(Supplied data)
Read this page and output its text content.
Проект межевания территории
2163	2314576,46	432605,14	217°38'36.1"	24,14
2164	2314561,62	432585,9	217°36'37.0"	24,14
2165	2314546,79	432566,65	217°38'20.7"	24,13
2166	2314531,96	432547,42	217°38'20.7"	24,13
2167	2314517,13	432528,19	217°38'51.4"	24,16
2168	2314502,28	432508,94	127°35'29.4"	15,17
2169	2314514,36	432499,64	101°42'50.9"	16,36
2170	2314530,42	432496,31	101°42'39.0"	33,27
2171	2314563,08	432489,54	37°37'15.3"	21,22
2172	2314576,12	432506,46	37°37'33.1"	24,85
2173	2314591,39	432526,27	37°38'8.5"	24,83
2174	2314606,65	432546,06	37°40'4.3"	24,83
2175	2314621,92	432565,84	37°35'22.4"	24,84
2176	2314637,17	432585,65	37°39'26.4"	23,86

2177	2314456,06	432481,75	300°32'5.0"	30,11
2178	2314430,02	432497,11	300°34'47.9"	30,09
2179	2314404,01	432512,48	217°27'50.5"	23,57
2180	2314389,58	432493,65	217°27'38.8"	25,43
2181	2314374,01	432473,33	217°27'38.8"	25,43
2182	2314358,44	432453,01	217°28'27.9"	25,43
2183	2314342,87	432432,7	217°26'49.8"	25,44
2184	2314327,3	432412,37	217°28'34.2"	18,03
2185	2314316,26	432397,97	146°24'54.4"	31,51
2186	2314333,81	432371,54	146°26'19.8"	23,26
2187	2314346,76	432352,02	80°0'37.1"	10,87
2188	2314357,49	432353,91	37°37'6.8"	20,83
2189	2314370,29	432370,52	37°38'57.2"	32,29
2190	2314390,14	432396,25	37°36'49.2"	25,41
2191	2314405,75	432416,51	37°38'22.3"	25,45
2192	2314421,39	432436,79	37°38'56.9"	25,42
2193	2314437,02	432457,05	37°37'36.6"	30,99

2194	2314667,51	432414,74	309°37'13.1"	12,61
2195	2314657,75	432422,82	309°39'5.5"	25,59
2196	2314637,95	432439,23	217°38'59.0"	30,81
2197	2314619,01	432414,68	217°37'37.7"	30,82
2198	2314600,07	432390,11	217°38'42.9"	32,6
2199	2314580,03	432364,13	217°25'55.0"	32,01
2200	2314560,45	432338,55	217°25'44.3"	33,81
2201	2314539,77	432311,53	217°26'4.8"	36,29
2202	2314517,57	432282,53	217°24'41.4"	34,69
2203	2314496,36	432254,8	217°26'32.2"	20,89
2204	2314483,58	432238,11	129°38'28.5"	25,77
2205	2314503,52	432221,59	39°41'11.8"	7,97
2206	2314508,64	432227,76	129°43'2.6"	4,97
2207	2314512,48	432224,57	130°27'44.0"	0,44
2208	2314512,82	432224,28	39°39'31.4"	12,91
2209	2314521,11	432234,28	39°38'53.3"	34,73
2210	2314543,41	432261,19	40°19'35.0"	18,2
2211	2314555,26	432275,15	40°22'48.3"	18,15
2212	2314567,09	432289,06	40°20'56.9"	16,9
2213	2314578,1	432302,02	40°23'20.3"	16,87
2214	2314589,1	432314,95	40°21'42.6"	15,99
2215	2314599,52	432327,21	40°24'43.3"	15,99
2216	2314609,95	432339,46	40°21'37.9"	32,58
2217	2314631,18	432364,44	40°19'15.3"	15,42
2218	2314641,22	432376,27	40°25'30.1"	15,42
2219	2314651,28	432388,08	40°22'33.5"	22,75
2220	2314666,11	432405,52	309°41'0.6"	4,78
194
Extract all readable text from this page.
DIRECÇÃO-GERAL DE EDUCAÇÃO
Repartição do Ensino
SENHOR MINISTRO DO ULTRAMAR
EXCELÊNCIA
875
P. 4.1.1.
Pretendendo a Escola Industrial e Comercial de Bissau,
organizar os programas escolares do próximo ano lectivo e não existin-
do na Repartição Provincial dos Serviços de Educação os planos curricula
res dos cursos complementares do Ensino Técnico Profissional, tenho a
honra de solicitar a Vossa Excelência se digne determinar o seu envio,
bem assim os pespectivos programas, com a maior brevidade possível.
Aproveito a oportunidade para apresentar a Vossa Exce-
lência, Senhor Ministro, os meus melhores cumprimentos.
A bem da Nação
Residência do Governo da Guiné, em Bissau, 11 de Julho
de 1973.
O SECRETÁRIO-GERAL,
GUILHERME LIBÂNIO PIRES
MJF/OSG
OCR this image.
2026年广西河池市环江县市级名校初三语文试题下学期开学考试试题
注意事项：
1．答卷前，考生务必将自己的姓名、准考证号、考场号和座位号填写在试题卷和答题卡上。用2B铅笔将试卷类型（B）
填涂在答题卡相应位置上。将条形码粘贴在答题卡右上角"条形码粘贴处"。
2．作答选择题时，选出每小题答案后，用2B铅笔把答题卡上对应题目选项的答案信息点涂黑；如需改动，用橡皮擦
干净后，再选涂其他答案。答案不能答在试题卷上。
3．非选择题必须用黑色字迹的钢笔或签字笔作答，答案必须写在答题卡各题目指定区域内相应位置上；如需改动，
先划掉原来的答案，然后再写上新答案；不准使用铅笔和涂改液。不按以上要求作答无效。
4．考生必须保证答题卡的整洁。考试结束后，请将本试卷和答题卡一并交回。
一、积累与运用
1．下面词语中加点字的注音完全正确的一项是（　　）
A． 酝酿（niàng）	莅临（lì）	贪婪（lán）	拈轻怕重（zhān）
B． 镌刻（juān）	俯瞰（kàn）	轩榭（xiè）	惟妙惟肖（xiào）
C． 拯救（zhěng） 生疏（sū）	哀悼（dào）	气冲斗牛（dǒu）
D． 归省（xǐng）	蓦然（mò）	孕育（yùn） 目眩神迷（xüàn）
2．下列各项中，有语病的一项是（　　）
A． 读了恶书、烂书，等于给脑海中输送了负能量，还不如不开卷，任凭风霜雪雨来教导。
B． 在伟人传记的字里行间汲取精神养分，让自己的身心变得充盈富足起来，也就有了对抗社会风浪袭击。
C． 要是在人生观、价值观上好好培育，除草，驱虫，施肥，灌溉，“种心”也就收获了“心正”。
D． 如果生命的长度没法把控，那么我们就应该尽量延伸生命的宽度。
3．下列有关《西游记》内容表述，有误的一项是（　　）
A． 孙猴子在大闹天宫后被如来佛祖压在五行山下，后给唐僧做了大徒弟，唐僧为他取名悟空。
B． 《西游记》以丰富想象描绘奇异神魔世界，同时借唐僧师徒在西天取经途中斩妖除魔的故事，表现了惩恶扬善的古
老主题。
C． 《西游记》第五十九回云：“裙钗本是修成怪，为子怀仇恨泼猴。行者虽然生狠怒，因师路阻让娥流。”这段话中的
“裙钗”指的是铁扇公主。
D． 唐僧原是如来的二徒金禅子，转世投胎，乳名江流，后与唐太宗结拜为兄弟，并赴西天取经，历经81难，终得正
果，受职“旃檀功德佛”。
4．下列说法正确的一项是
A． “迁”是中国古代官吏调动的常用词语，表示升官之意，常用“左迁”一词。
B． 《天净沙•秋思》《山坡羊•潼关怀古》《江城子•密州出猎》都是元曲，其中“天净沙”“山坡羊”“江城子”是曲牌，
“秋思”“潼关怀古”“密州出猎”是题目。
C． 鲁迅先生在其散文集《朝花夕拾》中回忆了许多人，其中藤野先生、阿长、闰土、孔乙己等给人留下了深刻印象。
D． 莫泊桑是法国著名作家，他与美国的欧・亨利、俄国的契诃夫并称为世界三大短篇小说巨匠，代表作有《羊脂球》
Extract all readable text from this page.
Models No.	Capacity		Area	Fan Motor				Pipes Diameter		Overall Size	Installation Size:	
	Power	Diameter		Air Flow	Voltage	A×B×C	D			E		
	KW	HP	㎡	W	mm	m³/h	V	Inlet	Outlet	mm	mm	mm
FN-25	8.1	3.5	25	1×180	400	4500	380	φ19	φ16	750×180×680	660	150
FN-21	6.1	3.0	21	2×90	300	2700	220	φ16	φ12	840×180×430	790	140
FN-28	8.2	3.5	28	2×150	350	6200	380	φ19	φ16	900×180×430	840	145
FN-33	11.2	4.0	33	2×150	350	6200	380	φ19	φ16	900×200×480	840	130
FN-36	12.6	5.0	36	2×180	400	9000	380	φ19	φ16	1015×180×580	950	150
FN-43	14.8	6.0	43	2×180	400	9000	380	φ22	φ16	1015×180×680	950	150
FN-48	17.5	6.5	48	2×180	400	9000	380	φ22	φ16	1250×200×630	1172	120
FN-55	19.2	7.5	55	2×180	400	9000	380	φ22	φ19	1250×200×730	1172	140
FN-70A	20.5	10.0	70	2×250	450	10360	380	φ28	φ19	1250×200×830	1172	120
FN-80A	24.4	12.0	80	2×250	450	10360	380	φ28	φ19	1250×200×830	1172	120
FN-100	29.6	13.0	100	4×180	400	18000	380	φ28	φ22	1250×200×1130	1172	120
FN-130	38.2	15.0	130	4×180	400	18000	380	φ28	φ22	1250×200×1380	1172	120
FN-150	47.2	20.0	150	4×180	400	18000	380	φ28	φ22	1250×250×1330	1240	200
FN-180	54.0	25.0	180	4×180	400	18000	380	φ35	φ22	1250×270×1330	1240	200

(Instruction)
Your task is to gather every line with the word "Repartição" and copy it.

(Written answer)
Repartição do Ensino
do na Repartição Provincial dos Serviços de Educação os planos curricula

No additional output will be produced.